## PROBLEM STATEMENT
Copy out all the entries exactly.

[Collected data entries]
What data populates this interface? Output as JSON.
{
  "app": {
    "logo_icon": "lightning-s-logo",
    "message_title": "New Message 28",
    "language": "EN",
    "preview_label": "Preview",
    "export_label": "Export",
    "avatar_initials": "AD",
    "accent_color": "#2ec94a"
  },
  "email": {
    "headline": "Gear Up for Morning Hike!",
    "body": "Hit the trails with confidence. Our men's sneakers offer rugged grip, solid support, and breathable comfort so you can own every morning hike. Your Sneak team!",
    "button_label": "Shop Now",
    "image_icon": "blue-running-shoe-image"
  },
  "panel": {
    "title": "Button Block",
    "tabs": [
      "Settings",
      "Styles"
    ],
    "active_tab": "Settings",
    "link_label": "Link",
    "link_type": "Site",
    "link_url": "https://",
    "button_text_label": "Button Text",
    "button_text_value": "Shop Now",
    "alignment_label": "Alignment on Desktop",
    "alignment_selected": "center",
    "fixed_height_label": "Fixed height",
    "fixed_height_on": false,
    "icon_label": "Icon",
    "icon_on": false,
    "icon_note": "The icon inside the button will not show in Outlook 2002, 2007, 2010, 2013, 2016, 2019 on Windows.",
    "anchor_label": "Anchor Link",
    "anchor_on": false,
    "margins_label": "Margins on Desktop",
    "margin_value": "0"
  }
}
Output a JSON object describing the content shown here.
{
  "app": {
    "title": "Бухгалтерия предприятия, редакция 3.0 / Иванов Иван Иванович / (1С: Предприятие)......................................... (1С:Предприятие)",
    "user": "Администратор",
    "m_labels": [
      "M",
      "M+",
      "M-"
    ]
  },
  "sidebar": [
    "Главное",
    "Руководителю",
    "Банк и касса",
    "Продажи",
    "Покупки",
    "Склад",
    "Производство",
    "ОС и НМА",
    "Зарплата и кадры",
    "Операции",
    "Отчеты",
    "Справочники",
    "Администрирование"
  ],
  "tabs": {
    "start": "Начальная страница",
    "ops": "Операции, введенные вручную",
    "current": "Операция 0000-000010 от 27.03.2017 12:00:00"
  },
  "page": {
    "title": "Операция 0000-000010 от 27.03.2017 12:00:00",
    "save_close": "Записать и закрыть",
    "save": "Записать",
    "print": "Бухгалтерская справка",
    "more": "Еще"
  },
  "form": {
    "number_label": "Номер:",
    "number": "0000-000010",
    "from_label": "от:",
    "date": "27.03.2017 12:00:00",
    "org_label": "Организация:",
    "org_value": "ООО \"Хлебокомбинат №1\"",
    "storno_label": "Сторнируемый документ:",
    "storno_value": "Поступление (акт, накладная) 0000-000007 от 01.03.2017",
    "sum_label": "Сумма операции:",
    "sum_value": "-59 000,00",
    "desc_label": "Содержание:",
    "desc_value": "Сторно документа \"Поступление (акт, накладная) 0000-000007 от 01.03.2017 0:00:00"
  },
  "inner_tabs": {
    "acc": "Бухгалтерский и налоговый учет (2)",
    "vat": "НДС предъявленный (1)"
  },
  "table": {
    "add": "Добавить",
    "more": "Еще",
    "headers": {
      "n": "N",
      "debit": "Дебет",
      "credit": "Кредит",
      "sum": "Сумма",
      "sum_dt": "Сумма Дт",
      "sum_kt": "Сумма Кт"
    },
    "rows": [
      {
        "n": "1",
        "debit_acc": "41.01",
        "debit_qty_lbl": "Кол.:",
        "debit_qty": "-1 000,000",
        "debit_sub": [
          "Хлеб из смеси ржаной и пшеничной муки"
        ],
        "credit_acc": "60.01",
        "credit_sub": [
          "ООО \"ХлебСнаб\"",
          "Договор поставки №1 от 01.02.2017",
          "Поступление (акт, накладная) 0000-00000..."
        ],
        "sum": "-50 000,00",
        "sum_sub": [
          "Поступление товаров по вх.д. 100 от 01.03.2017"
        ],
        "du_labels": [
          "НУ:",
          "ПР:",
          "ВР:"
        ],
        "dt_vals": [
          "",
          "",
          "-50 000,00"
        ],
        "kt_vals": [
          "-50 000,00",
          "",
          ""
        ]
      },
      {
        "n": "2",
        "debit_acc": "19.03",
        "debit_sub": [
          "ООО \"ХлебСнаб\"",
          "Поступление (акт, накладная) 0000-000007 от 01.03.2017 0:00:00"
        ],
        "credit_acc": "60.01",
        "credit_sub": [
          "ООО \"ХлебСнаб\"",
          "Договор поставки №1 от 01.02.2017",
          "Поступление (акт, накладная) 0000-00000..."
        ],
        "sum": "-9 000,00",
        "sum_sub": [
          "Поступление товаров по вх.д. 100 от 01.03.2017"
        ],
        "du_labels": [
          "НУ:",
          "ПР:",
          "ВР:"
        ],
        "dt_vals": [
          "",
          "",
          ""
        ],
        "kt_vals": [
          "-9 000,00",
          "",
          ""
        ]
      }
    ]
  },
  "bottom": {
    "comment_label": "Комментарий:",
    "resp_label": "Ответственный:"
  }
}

## OUTPUT OF THE EXERCISE
What data populates this interface? Output as JSON.
{
  "app": {
    "logo_icon": "lightning-s-logo",
    "message_title": "New Message 28",
    "language": "EN",
    "preview_label": "Preview",
    "export_label": "Export",
    "avatar_initials": "AD",
    "accent_color": "#2ec94a"
  },
  "email": {
    "headline": "Gear Up for Morning Hike!",
    "body": "Hit the trails with confidence. Our men's sneakers offer rugged grip, solid support, and breathable comfort so you can own every morning hike. Your Sneak team!",
    "button_label": "Shop Now",
    "image_icon": "blue-running-shoe-image"
  },
  "panel": {
    "title": "Button Block",
    "tabs": [
      "Settings",
      "Styles"
    ],
    "active_tab": "Settings",
    "link_label": "Link",
    "link_type": "Site",
    "link_url": "https://",
    "button_text_label": "Button Text",
    "button_text_value": "Shop Now",
    "alignment_label": "Alignment on Desktop",
    "alignment_selected": "center",
    "fixed_height_label": "Fixed height",
    "fixed_height_on": false,
    "icon_label": "Icon",
    "icon_on": false,
    "icon_note": "The icon inside the button will not show in Outlook 2002, 2007, 2010, 2013, 2016, 2019 on Windows.",
    "anchor_label": "Anchor Link",
    "anchor_on": false,
    "margins_label": "Margins on Desktop",
    "margin_value": "0"
  }
}
Output a JSON object describing the content shown here.
{
  "app": {
    "title": "Бухгалтерия предприятия, редакция 3.0 / Иванов Иван Иванович / (1С: Предприятие)......................................... (1С:Предприятие)",
    "user": "Администратор",
    "m_labels": [
      "M",
      "M+",
      "M-"
    ]
  },
  "sidebar": [
    "Главное",
    "Руководителю",
    "Банк и касса",
    "Продажи",
    "Покупки",
    "Склад",
    "Производство",
    "ОС и НМА",
    "Зарплата и кадры",
    "Операции",
    "Отчеты",
    "Справочники",
    "Администрирование"
  ],
  "tabs": {
    "start": "Начальная страница",
    "ops": "Операции, введенные вручную",
    "current": "Операция 0000-000010 от 27.03.2017 12:00:00"
  },
  "page": {
    "title": "Операция 0000-000010 от 27.03.2017 12:00:00",
    "save_close": "Записать и закрыть",
    "save": "Записать",
    "print": "Бухгалтерская справка",
    "more": "Еще"
  },
  "form": {
    "number_label": "Номер:",
    "number": "0000-000010",
    "from_label": "от:",
    "date": "27.03.2017 12:00:00",
    "org_label": "Организация:",
    "org_value": "ООО \"Хлебокомбинат №1\"",
    "storno_label": "Сторнируемый документ:",
    "storno_value": "Поступление (акт, накладная) 0000-000007 от 01.03.2017",
    "sum_label": "Сумма операции:",
    "sum_value": "-59 000,00",
    "desc_label": "Содержание:",
    "desc_value": "Сторно документа \"Поступление (акт, накладная) 0000-000007 от 01.03.2017 0:00:00"
  },
  "inner_tabs": {
    "acc": "Бухгалтерский и налоговый учет (2)",
    "vat": "НДС предъявленный (1)"
  },
  "table": {
    "add": "Добавить",
    "more": "Еще",
    "headers": {
      "n": "N",
      "debit": "Дебет",
      "credit": "Кредит",
      "sum": "Сумма",
      "sum_dt": "Сумма Дт",
      "sum_kt": "Сумма Кт"
    },
    "rows": [
      {
        "n": "1",
        "debit_acc": "41.01",
        "debit_qty_lbl": "Кол.:",
        "debit_qty": "-1 000,000",
        "debit_sub": [
          "Хлеб из смеси ржаной и пшеничной муки"
        ],
        "credit_acc": "60.01",
        "credit_sub": [
          "ООО \"ХлебСнаб\"",
          "Договор поставки №1 от 01.02.2017",
          "Поступление (акт, накладная) 0000-00000..."
        ],
        "sum": "-50 000,00",
        "sum_sub": [
          "Поступление товаров по вх.д. 100 от 01.03.2017"
        ],
        "du_labels": [
          "НУ:",
          "ПР:",
          "ВР:"
        ],
        "dt_vals": [
          "",
          "",
          "-50 000,00"
        ],
        "kt_vals": [
          "-50 000,00",
          "",
          ""
        ]
      },
      {
        "n": "2",
        "debit_acc": "19.03",
        "debit_sub": [
          "ООО \"ХлебСнаб\"",
          "Поступление (акт, накладная) 0000-000007 от 01.03.2017 0:00:00"
        ],
        "credit_acc": "60.01",
        "credit_sub": [
          "ООО \"ХлебСнаб\"",
          "Договор поставки №1 от 01.02.2017",
          "Поступление (акт, накладная) 0000-00000..."
        ],
        "sum": "-9 000,00",
        "sum_sub": [
          "Поступление товаров по вх.д. 100 от 01.03.2017"
        ],
        "du_labels": [
          "НУ:",
          "ПР:",
          "ВР:"
        ],
        "dt_vals": [
          "",
          "",
          ""
        ],
        "kt_vals": [
          "-9 000,00",
          "",
          ""
        ]
      }
    ]
  },
  "bottom": {
    "comment_label": "Комментарий:",
    "resp_label": "Ответственный:"
  }
}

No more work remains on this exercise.